**EXERCISE MATERIALS:**

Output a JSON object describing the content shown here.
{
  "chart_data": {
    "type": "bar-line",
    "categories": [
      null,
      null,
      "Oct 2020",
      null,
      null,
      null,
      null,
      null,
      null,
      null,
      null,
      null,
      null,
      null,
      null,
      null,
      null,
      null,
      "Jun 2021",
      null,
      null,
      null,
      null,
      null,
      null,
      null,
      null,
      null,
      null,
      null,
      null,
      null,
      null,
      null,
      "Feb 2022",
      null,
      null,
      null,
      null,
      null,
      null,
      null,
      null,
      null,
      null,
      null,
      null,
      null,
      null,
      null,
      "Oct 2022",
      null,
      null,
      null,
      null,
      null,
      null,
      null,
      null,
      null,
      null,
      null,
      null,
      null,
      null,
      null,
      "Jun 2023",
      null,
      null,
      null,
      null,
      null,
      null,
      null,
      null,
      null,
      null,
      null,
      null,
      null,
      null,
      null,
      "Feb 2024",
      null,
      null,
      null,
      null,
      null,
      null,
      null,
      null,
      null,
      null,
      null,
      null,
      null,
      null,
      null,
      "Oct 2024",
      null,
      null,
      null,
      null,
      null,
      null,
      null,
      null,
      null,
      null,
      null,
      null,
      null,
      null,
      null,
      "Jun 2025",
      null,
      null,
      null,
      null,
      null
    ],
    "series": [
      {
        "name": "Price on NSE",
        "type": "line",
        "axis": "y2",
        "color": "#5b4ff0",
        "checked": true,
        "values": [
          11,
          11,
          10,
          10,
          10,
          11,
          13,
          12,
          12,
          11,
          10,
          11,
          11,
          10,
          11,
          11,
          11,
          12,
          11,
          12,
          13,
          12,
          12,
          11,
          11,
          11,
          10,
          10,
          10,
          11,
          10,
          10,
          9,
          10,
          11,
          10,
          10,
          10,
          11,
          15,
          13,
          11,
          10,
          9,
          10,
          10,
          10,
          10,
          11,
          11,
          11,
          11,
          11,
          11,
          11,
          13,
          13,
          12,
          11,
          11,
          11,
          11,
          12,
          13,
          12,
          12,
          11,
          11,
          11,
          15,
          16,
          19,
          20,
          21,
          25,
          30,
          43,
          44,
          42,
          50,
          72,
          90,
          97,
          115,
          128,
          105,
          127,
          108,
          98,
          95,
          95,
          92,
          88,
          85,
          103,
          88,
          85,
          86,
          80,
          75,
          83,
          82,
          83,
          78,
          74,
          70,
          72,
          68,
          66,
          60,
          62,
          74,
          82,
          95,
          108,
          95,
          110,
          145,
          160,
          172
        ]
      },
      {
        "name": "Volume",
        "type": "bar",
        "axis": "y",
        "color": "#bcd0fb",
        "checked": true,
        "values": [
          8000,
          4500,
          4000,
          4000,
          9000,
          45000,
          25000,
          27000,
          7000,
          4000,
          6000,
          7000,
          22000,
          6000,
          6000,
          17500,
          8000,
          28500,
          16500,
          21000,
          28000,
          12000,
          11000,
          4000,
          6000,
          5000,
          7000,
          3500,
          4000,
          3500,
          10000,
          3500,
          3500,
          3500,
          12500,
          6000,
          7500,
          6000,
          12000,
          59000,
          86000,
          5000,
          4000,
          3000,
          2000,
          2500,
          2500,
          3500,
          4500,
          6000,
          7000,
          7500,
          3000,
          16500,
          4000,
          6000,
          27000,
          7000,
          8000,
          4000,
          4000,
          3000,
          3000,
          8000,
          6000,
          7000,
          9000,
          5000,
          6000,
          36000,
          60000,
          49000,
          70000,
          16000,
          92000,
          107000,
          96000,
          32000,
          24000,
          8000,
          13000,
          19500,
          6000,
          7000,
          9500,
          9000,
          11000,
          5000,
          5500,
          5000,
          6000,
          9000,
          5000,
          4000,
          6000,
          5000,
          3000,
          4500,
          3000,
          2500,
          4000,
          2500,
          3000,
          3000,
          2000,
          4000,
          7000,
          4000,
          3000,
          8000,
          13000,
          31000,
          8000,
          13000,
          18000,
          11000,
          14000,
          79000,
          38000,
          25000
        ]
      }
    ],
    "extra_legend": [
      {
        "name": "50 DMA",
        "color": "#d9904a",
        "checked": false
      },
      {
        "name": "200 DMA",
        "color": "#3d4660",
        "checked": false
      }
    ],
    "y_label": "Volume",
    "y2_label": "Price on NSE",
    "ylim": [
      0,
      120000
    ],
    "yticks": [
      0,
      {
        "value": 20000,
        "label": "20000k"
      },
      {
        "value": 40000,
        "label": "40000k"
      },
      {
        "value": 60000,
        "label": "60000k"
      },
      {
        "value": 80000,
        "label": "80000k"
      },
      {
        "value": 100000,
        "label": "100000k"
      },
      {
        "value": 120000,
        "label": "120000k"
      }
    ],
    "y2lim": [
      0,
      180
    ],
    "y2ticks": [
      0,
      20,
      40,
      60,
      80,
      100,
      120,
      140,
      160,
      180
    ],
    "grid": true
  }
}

**GOAL:** Within the material above, find the lines that contain the word "color"; copy them.

**SOLVED PROBLEM:**
        "color": "#5b4ff0",
        "color": "#bcd0fb",
        "color": "#d9904a",
        "color": "#3d4660",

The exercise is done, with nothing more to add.